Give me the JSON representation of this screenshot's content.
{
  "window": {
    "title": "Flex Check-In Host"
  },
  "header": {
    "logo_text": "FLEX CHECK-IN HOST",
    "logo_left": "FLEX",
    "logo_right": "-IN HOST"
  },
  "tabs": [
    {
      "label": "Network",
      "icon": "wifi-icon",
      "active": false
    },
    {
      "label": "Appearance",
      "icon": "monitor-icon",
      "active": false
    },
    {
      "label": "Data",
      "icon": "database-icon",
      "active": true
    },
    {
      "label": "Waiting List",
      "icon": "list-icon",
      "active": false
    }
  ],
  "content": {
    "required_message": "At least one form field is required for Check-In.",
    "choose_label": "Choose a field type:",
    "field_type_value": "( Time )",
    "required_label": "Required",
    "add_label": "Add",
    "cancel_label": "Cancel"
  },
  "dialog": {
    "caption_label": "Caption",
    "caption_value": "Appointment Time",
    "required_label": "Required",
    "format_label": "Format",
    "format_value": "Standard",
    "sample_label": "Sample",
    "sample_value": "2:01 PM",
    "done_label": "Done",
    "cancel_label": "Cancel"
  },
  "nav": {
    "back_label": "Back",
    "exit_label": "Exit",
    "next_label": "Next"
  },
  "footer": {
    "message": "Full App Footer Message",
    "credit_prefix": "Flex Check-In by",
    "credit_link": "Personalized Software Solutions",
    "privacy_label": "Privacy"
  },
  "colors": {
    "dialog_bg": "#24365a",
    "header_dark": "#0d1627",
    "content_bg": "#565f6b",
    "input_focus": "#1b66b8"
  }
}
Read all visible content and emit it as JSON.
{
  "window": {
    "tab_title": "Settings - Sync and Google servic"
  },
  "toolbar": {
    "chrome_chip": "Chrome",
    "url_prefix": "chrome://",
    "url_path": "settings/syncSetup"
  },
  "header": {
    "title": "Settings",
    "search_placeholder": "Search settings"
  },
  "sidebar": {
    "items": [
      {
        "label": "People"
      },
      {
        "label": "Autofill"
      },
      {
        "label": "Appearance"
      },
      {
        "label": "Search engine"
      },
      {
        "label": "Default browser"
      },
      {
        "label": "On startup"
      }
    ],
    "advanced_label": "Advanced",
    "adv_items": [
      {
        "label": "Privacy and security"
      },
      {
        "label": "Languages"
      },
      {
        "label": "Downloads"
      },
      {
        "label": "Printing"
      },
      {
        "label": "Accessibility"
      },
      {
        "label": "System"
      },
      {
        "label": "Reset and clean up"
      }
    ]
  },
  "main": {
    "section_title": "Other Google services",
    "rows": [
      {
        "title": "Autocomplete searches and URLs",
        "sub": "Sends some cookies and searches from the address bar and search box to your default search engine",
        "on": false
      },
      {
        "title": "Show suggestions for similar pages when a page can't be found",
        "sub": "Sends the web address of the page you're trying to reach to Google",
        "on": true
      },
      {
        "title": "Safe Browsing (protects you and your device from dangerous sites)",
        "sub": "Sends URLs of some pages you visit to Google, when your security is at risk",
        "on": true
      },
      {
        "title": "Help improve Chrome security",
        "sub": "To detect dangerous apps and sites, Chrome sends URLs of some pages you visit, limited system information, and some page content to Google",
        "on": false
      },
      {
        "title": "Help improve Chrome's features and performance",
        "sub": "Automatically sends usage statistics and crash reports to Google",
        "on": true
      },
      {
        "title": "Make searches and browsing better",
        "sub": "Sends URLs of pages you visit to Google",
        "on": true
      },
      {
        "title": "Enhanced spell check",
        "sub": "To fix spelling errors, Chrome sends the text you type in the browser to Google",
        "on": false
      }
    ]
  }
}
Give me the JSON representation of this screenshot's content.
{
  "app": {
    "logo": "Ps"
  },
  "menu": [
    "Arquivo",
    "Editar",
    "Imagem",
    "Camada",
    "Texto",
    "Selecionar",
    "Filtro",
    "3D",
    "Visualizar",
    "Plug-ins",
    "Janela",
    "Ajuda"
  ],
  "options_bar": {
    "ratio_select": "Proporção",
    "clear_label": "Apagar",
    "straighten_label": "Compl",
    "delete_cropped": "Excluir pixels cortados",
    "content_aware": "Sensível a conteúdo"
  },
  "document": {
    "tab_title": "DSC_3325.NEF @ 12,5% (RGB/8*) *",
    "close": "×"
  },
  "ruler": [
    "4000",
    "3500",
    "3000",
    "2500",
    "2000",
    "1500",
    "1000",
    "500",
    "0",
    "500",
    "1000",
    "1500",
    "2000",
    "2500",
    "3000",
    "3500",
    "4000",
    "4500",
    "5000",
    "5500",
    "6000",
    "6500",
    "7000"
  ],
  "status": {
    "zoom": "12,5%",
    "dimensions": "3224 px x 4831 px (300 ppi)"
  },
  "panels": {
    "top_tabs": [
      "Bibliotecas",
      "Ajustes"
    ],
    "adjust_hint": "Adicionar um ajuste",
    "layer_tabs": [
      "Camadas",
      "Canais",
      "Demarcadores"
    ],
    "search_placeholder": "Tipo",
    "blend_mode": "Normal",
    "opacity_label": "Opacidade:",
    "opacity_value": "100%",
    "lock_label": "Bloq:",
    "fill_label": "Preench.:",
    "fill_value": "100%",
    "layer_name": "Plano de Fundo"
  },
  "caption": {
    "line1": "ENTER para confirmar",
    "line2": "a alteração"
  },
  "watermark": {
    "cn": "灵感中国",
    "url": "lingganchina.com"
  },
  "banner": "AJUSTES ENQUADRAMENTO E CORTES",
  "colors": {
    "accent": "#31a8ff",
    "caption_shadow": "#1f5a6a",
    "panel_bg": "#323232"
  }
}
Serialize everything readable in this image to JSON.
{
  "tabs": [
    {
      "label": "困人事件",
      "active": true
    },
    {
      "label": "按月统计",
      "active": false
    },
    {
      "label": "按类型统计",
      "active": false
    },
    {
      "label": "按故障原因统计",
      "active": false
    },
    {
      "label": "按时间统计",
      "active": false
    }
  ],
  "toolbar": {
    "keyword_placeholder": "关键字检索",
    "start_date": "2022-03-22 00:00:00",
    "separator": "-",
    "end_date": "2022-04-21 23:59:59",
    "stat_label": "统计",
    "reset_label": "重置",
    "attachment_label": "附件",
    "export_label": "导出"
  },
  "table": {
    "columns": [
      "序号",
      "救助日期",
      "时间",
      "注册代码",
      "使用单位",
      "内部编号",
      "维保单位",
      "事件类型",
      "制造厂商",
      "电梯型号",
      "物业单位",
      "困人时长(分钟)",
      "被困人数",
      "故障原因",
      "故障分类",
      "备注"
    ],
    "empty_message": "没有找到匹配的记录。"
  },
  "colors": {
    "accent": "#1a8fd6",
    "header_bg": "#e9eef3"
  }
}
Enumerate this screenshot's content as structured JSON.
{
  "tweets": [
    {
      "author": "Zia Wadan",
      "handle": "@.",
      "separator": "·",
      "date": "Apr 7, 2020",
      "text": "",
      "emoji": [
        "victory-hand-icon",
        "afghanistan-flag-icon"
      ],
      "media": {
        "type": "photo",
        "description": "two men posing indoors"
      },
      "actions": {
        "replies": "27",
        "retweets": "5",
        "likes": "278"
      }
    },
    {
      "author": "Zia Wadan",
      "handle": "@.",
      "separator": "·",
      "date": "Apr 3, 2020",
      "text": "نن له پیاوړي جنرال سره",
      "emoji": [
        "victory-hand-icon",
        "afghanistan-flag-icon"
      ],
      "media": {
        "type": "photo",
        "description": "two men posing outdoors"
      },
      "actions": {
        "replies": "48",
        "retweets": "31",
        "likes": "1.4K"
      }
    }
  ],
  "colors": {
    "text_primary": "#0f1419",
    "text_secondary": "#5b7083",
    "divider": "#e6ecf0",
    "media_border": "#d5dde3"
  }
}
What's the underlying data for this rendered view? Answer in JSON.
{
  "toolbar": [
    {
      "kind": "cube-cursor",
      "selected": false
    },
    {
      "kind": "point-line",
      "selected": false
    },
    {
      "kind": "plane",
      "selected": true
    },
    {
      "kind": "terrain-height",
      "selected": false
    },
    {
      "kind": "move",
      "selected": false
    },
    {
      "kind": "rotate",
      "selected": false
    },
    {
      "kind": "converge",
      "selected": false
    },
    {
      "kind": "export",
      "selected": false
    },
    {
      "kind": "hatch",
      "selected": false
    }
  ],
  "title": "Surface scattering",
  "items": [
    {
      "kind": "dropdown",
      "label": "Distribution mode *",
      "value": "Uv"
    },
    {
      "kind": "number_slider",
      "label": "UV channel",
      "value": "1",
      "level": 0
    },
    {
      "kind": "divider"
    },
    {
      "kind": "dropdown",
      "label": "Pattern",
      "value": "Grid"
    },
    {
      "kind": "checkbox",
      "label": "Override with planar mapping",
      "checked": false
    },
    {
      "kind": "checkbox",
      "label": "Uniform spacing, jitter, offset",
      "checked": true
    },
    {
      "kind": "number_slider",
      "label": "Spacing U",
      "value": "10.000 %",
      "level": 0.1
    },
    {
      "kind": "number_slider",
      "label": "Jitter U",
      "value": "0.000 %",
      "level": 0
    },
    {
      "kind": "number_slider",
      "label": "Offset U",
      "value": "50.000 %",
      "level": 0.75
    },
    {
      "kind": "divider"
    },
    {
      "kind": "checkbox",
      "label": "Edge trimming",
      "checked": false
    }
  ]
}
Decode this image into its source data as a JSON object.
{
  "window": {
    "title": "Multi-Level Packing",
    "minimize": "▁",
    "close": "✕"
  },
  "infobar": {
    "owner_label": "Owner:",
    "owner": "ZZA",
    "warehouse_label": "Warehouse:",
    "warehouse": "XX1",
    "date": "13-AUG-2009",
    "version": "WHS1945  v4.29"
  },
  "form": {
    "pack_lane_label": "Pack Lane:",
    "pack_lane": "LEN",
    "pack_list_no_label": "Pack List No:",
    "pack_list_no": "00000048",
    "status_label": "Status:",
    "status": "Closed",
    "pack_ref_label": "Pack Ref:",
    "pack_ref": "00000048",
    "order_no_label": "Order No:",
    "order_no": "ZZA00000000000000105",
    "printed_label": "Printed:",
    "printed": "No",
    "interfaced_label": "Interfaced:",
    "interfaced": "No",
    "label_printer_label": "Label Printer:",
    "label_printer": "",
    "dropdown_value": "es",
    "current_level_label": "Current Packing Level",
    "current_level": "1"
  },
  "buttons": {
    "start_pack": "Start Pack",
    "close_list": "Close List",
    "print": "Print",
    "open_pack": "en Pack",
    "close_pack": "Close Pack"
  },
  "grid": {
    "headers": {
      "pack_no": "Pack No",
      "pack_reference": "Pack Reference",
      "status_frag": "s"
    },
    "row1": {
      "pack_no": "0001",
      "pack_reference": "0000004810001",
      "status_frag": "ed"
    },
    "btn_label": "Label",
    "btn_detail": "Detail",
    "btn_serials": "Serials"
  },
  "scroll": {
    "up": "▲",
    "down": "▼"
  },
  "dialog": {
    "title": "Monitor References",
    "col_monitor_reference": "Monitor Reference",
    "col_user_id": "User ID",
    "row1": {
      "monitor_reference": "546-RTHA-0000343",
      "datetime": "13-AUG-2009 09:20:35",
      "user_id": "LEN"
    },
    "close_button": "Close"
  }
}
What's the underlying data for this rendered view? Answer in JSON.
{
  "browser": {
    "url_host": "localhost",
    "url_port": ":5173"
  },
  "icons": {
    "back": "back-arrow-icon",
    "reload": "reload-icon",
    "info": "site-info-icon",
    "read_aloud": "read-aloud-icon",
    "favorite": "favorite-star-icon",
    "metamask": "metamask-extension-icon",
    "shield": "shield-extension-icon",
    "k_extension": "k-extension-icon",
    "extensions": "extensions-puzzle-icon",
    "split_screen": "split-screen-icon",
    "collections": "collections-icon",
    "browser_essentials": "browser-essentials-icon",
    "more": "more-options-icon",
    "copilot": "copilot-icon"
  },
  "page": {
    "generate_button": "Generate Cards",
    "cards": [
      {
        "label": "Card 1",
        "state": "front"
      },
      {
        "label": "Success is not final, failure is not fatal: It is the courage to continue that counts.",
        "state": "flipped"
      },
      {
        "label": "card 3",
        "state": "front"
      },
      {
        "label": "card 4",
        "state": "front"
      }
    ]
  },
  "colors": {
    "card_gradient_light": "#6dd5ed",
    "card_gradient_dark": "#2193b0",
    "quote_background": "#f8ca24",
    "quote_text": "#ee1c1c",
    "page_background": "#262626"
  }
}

### WRITTEN TASK
Search the records for the word "when" and copy every line where it occurs.

### CORRECT RESPONSE
        "title": "Show suggestions for similar pages when a page can't be found",
        "sub": "Sends URLs of some pages you visit to Google, when your security is at risk",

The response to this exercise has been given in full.